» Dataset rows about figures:

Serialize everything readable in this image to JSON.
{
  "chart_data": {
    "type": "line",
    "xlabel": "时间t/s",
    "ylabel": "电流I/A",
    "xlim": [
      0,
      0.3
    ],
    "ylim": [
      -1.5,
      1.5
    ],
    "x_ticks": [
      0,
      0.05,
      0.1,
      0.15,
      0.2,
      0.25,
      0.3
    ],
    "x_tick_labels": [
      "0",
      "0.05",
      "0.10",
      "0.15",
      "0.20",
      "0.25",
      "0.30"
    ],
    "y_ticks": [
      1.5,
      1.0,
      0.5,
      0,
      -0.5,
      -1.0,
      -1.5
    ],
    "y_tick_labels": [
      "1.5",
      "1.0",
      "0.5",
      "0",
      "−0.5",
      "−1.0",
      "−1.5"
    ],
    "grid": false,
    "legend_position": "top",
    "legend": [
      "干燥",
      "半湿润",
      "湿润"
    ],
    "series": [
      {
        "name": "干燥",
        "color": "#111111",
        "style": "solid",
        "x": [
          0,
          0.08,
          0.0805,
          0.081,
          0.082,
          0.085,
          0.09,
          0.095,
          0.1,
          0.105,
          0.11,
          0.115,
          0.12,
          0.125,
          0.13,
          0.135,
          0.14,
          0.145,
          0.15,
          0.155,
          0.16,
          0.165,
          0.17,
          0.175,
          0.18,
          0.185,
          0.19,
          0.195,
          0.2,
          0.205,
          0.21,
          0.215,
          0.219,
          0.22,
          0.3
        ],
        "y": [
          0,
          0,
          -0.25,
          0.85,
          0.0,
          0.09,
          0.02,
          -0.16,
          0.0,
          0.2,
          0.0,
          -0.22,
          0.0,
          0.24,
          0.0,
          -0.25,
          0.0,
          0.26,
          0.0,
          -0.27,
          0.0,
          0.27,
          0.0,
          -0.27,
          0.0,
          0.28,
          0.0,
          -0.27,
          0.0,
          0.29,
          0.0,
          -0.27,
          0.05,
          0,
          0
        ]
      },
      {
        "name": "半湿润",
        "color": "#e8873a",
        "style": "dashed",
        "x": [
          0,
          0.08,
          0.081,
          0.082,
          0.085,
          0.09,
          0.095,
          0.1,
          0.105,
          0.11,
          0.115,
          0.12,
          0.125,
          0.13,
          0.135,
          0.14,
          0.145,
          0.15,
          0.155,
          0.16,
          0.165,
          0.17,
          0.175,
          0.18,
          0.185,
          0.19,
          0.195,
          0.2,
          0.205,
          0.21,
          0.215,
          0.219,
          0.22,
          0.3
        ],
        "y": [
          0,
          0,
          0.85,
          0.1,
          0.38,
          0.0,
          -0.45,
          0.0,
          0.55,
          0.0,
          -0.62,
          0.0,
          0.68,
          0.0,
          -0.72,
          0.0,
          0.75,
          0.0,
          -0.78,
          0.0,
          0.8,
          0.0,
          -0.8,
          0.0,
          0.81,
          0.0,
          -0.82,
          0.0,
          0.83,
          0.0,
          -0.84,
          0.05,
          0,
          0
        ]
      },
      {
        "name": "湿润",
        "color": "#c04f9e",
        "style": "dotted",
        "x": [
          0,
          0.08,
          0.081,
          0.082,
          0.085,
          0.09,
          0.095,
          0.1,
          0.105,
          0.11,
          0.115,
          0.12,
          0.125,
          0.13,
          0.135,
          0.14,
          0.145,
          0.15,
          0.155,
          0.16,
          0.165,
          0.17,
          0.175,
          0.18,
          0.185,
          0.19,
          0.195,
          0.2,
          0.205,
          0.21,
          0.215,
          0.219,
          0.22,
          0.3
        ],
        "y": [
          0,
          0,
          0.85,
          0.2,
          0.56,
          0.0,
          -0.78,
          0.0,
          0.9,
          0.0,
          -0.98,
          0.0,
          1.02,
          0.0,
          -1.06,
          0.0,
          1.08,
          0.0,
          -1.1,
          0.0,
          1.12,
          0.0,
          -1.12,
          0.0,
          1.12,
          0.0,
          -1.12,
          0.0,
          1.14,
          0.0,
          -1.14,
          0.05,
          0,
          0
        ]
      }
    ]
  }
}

» Task to complete:
Read through the lines above and collect those that contain the string "color".

» Reply:
        "color": "#111111",
        "color": "#e8873a",
        "color": "#c04f9e",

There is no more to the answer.